** TASK TO CARRY OUT **
Transcribe the listing word for word.

** INPUT RECORDS **
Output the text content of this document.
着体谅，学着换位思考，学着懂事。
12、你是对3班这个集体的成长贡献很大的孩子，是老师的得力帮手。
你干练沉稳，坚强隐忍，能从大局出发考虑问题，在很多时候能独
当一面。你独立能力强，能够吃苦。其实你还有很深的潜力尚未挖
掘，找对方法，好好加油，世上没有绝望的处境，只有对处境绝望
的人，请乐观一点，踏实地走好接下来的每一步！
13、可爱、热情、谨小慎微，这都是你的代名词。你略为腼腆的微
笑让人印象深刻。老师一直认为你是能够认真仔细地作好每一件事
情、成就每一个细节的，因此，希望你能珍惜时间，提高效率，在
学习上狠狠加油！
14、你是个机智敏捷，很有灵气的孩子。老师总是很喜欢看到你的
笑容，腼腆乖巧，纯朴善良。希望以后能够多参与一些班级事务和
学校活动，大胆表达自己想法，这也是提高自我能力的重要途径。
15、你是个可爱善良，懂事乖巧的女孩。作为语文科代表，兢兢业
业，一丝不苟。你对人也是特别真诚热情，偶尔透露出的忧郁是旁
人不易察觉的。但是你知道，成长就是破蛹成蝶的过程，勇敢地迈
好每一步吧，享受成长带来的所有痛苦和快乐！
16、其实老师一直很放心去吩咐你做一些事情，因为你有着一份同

** WORKED ANSWER **
Output the text content of this document.
着体谅，学着换位思考，学着懂事。
12、你是对3班这个集体的成长贡献很大的孩子，是老师的得力帮手。
你干练沉稳，坚强隐忍，能从大局出发考虑问题，在很多时候能独
当一面。你独立能力强，能够吃苦。其实你还有很深的潜力尚未挖
掘，找对方法，好好加油，世上没有绝望的处境，只有对处境绝望
的人，请乐观一点，踏实地走好接下来的每一步！
13、可爱、热情、谨小慎微，这都是你的代名词。你略为腼腆的微
笑让人印象深刻。老师一直认为你是能够认真仔细地作好每一件事
情、成就每一个细节的，因此，希望你能珍惜时间，提高效率，在
学习上狠狠加油！
14、你是个机智敏捷，很有灵气的孩子。老师总是很喜欢看到你的
笑容，腼腆乖巧，纯朴善良。希望以后能够多参与一些班级事务和
学校活动，大胆表达自己想法，这也是提高自我能力的重要途径。
15、你是个可爱善良，懂事乖巧的女孩。作为语文科代表，兢兢业
业，一丝不苟。你对人也是特别真诚热情，偶尔透露出的忧郁是旁
人不易察觉的。但是你知道，成长就是破蛹成蝶的过程，勇敢地迈
好每一步吧，享受成长带来的所有痛苦和快乐！
16、其实老师一直很放心去吩咐你做一些事情，因为你有着一份同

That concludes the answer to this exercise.